**Exercise instructions**
What is needed here is an exact copy of every entry.

═══ Records for processing ═══

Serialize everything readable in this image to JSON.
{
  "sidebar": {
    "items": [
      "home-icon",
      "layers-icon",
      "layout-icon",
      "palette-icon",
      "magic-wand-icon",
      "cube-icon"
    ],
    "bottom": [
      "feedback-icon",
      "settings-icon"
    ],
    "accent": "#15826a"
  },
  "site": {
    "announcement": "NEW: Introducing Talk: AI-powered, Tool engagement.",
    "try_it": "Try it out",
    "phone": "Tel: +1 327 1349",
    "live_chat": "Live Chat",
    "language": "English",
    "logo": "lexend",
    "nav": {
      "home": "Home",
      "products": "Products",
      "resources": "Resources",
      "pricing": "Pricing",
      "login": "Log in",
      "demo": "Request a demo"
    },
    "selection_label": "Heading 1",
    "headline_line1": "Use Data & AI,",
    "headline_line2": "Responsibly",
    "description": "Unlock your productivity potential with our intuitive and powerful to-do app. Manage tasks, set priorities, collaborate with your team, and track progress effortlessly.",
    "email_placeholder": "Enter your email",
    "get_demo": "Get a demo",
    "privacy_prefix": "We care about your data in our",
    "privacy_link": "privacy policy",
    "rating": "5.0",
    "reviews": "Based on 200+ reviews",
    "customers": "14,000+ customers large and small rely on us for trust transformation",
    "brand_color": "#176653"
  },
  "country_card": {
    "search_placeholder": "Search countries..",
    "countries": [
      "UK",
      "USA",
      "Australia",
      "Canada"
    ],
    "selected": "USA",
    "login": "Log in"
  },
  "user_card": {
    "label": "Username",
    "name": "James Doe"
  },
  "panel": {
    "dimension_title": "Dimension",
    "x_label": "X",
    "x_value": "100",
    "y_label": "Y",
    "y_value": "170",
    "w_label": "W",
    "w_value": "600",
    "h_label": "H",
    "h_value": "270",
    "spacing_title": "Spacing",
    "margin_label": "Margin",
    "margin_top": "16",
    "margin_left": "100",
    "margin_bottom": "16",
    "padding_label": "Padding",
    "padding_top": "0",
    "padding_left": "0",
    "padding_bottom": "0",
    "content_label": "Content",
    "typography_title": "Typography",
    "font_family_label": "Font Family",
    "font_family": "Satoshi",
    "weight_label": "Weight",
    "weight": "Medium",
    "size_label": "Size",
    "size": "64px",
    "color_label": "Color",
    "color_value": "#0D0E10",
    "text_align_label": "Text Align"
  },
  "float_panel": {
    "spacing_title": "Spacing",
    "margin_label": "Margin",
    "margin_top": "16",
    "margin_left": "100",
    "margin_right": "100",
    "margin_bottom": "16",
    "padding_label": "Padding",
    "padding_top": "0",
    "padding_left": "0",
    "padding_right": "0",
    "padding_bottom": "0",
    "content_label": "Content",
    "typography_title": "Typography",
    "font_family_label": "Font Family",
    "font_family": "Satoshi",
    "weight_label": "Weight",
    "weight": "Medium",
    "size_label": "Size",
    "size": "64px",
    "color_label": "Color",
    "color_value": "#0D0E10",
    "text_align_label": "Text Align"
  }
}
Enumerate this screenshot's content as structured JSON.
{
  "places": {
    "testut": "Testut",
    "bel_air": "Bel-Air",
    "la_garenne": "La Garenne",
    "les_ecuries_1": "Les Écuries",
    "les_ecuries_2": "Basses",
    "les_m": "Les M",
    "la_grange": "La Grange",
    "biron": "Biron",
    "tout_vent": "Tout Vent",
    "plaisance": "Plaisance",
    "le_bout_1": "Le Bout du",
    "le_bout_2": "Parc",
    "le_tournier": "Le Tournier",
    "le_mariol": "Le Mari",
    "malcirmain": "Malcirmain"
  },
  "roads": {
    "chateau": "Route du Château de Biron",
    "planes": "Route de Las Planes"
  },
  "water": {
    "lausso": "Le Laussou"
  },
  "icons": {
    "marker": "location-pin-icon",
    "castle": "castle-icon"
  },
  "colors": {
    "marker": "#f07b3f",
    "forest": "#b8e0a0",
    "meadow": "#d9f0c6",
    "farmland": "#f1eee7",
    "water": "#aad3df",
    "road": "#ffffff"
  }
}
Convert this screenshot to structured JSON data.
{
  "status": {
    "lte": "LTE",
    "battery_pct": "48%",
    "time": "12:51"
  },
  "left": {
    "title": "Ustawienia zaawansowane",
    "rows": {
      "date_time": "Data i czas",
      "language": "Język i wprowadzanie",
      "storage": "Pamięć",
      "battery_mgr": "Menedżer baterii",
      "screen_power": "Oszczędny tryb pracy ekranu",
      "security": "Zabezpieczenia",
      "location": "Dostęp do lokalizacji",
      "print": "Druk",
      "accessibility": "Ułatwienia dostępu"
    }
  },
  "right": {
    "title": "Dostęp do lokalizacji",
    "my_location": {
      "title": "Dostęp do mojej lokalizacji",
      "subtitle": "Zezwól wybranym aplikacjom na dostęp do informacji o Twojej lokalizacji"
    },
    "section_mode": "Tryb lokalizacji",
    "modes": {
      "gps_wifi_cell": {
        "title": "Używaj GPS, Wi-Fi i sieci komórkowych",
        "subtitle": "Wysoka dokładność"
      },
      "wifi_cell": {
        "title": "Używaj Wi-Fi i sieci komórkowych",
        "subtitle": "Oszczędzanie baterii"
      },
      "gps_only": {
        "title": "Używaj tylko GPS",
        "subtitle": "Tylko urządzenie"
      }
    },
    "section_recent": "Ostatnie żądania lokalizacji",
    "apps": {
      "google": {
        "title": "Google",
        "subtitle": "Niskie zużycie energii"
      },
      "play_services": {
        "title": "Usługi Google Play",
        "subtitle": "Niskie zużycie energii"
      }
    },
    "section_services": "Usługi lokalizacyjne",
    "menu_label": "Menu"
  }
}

═══

**Answer to the task**
Serialize everything readable in this image to JSON.
{
  "sidebar": {
    "items": [
      "home-icon",
      "layers-icon",
      "layout-icon",
      "palette-icon",
      "magic-wand-icon",
      "cube-icon"
    ],
    "bottom": [
      "feedback-icon",
      "settings-icon"
    ],
    "accent": "#15826a"
  },
  "site": {
    "announcement": "NEW: Introducing Talk: AI-powered, Tool engagement.",
    "try_it": "Try it out",
    "phone": "Tel: +1 327 1349",
    "live_chat": "Live Chat",
    "language": "English",
    "logo": "lexend",
    "nav": {
      "home": "Home",
      "products": "Products",
      "resources": "Resources",
      "pricing": "Pricing",
      "login": "Log in",
      "demo": "Request a demo"
    },
    "selection_label": "Heading 1",
    "headline_line1": "Use Data & AI,",
    "headline_line2": "Responsibly",
    "description": "Unlock your productivity potential with our intuitive and powerful to-do app. Manage tasks, set priorities, collaborate with your team, and track progress effortlessly.",
    "email_placeholder": "Enter your email",
    "get_demo": "Get a demo",
    "privacy_prefix": "We care about your data in our",
    "privacy_link": "privacy policy",
    "rating": "5.0",
    "reviews": "Based on 200+ reviews",
    "customers": "14,000+ customers large and small rely on us for trust transformation",
    "brand_color": "#176653"
  },
  "country_card": {
    "search_placeholder": "Search countries..",
    "countries": [
      "UK",
      "USA",
      "Australia",
      "Canada"
    ],
    "selected": "USA",
    "login": "Log in"
  },
  "user_card": {
    "label": "Username",
    "name": "James Doe"
  },
  "panel": {
    "dimension_title": "Dimension",
    "x_label": "X",
    "x_value": "100",
    "y_label": "Y",
    "y_value": "170",
    "w_label": "W",
    "w_value": "600",
    "h_label": "H",
    "h_value": "270",
    "spacing_title": "Spacing",
    "margin_label": "Margin",
    "margin_top": "16",
    "margin_left": "100",
    "margin_bottom": "16",
    "padding_label": "Padding",
    "padding_top": "0",
    "padding_left": "0",
    "padding_bottom": "0",
    "content_label": "Content",
    "typography_title": "Typography",
    "font_family_label": "Font Family",
    "font_family": "Satoshi",
    "weight_label": "Weight",
    "weight": "Medium",
    "size_label": "Size",
    "size": "64px",
    "color_label": "Color",
    "color_value": "#0D0E10",
    "text_align_label": "Text Align"
  },
  "float_panel": {
    "spacing_title": "Spacing",
    "margin_label": "Margin",
    "margin_top": "16",
    "margin_left": "100",
    "margin_right": "100",
    "margin_bottom": "16",
    "padding_label": "Padding",
    "padding_top": "0",
    "padding_left": "0",
    "padding_right": "0",
    "padding_bottom": "0",
    "content_label": "Content",
    "typography_title": "Typography",
    "font_family_label": "Font Family",
    "font_family": "Satoshi",
    "weight_label": "Weight",
    "weight": "Medium",
    "size_label": "Size",
    "size": "64px",
    "color_label": "Color",
    "color_value": "#0D0E10",
    "text_align_label": "Text Align"
  }
}
Enumerate this screenshot's content as structured JSON.
{
  "places": {
    "testut": "Testut",
    "bel_air": "Bel-Air",
    "la_garenne": "La Garenne",
    "les_ecuries_1": "Les Écuries",
    "les_ecuries_2": "Basses",
    "les_m": "Les M",
    "la_grange": "La Grange",
    "biron": "Biron",
    "tout_vent": "Tout Vent",
    "plaisance": "Plaisance",
    "le_bout_1": "Le Bout du",
    "le_bout_2": "Parc",
    "le_tournier": "Le Tournier",
    "le_mariol": "Le Mari",
    "malcirmain": "Malcirmain"
  },
  "roads": {
    "chateau": "Route du Château de Biron",
    "planes": "Route de Las Planes"
  },
  "water": {
    "lausso": "Le Laussou"
  },
  "icons": {
    "marker": "location-pin-icon",
    "castle": "castle-icon"
  },
  "colors": {
    "marker": "#f07b3f",
    "forest": "#b8e0a0",
    "meadow": "#d9f0c6",
    "farmland": "#f1eee7",
    "water": "#aad3df",
    "road": "#ffffff"
  }
}
Convert this screenshot to structured JSON data.
{
  "status": {
    "lte": "LTE",
    "battery_pct": "48%",
    "time": "12:51"
  },
  "left": {
    "title": "Ustawienia zaawansowane",
    "rows": {
      "date_time": "Data i czas",
      "language": "Język i wprowadzanie",
      "storage": "Pamięć",
      "battery_mgr": "Menedżer baterii",
      "screen_power": "Oszczędny tryb pracy ekranu",
      "security": "Zabezpieczenia",
      "location": "Dostęp do lokalizacji",
      "print": "Druk",
      "accessibility": "Ułatwienia dostępu"
    }
  },
  "right": {
    "title": "Dostęp do lokalizacji",
    "my_location": {
      "title": "Dostęp do mojej lokalizacji",
      "subtitle": "Zezwól wybranym aplikacjom na dostęp do informacji o Twojej lokalizacji"
    },
    "section_mode": "Tryb lokalizacji",
    "modes": {
      "gps_wifi_cell": {
        "title": "Używaj GPS, Wi-Fi i sieci komórkowych",
        "subtitle": "Wysoka dokładność"
      },
      "wifi_cell": {
        "title": "Używaj Wi-Fi i sieci komórkowych",
        "subtitle": "Oszczędzanie baterii"
      },
      "gps_only": {
        "title": "Używaj tylko GPS",
        "subtitle": "Tylko urządzenie"
      }
    },
    "section_recent": "Ostatnie żądania lokalizacji",
    "apps": {
      "google": {
        "title": "Google",
        "subtitle": "Niskie zużycie energii"
      },
      "play_services": {
        "title": "Usługi Google Play",
        "subtitle": "Niskie zużycie energii"
      }
    },
    "section_services": "Usługi lokalizacyjne",
    "menu_label": "Menu"
  }
}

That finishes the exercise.